→ **THE EXERCISE**
In the records that follow, show each line where the word "into" is present.

------------

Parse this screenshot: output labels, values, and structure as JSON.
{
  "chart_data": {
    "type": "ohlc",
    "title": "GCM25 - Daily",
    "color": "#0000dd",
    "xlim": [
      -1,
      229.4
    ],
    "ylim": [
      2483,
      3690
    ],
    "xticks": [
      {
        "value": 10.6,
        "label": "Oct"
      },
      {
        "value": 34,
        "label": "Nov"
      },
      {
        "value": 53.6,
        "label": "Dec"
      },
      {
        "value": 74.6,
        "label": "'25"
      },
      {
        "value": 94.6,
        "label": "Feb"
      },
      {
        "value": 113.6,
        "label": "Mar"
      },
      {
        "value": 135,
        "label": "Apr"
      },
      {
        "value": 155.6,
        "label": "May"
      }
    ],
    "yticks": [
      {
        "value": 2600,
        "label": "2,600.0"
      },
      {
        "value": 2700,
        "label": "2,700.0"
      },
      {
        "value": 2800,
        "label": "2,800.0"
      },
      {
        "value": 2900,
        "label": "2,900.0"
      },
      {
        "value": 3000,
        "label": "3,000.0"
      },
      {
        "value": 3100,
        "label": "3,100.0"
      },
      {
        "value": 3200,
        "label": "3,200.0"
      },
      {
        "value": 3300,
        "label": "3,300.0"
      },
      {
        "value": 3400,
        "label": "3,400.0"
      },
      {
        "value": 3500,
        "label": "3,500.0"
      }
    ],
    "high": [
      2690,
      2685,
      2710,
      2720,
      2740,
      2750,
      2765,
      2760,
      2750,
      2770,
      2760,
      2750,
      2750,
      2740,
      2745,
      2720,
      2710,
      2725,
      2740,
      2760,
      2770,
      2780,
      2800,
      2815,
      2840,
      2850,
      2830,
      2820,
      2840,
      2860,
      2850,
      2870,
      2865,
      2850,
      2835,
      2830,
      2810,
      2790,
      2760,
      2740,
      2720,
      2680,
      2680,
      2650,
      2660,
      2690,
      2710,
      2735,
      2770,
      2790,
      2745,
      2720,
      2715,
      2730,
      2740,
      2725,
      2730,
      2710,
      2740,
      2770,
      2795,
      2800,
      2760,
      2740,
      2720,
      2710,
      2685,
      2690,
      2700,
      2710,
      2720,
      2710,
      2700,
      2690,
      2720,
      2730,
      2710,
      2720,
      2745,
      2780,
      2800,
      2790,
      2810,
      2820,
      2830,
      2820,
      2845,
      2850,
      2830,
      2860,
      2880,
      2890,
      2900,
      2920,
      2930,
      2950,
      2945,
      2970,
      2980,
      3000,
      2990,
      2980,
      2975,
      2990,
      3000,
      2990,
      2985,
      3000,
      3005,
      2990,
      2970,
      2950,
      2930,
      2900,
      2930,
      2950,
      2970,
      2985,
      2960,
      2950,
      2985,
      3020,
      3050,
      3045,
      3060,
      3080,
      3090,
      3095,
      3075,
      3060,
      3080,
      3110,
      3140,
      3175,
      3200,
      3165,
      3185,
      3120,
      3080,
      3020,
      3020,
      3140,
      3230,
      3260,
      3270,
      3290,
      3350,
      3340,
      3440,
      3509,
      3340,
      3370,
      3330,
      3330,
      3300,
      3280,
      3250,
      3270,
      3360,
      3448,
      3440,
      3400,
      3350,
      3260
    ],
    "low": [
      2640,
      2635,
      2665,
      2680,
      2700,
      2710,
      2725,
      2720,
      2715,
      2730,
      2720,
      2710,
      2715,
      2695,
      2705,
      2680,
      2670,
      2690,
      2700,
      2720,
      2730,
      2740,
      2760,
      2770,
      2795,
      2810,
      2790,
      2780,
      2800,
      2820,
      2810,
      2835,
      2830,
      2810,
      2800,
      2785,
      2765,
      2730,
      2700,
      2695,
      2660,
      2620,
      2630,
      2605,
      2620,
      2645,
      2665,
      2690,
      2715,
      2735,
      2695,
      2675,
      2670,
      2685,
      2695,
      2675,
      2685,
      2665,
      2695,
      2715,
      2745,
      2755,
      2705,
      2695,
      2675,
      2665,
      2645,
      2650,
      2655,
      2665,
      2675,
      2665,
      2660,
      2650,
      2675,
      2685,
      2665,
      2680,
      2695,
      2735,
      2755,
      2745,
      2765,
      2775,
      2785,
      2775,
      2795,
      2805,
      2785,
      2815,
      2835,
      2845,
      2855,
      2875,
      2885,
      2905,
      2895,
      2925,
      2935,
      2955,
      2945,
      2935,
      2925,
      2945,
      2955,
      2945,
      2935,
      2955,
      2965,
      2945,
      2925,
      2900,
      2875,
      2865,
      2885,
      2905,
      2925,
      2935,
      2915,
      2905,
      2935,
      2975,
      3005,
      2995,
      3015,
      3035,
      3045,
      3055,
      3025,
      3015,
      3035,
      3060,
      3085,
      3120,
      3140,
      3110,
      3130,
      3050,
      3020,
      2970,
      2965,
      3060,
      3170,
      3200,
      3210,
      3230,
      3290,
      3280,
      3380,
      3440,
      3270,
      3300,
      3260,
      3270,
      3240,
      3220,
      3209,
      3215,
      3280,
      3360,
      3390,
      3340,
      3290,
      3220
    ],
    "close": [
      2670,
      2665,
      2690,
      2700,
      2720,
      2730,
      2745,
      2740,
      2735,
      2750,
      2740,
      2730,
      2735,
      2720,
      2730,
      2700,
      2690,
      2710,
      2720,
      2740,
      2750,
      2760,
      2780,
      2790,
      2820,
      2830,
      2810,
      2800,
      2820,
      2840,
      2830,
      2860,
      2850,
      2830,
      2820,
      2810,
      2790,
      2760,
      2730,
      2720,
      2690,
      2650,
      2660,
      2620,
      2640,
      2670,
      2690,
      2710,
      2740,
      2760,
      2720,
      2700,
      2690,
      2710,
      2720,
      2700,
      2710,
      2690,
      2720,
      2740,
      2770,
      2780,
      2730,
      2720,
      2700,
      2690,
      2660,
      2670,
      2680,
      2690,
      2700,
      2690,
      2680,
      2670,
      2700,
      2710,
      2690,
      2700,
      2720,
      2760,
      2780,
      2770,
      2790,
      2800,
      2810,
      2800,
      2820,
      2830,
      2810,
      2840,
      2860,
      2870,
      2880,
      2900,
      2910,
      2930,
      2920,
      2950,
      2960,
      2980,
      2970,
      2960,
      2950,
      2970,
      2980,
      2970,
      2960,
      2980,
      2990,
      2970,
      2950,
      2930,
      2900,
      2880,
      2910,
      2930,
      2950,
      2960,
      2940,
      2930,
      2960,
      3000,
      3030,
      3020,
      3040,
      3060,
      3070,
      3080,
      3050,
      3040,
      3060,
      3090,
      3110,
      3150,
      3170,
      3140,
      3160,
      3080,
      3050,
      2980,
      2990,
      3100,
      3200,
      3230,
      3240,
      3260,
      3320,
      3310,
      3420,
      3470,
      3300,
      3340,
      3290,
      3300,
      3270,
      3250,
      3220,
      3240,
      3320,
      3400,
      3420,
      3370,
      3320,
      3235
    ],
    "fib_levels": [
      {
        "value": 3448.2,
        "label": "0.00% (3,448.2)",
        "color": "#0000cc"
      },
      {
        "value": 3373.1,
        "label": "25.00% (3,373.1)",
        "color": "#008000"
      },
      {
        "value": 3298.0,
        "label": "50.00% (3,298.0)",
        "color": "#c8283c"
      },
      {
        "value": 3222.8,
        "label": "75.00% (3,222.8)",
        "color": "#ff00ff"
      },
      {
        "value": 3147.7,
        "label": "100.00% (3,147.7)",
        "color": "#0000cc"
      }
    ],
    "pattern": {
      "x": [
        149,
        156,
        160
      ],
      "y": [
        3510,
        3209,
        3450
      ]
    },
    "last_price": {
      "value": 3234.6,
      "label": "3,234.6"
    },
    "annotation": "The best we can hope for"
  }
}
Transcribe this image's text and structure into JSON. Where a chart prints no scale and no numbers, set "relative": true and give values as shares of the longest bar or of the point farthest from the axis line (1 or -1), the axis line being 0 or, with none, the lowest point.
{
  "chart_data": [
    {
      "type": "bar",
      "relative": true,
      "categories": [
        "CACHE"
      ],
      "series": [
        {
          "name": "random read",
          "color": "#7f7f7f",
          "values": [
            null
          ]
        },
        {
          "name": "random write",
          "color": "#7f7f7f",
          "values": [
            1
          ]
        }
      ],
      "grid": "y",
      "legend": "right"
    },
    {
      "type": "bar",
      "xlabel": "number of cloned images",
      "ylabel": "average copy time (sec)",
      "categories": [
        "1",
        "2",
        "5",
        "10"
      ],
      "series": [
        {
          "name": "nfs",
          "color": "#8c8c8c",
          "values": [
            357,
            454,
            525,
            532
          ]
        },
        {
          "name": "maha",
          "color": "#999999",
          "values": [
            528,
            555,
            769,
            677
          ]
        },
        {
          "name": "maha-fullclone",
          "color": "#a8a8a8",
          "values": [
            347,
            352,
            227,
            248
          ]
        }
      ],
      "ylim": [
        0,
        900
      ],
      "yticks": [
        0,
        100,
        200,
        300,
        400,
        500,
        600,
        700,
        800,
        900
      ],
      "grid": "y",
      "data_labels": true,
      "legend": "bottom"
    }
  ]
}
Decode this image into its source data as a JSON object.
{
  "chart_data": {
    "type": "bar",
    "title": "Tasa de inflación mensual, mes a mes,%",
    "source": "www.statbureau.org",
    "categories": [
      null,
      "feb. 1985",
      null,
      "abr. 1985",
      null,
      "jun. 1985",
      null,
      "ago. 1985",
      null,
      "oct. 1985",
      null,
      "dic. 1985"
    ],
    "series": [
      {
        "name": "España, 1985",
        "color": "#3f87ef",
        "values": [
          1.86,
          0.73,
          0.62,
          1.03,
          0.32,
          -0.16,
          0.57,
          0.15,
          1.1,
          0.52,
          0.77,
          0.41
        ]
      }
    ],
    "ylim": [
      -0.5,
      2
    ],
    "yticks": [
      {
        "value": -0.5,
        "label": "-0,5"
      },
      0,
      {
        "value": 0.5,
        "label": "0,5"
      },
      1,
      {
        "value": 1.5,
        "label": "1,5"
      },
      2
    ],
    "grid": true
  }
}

------------

→ **REPLY TO THE TASK**
Transcribe this image's text and structure into JSON. Where a chart prints no scale and no numbers, set "relative": true and give values as shares of the longest bar or of the point farthest from the axis line (1 or -1), the axis line being 0 or, with none, the lowest point.
Decode this image into its source data as a JSON object.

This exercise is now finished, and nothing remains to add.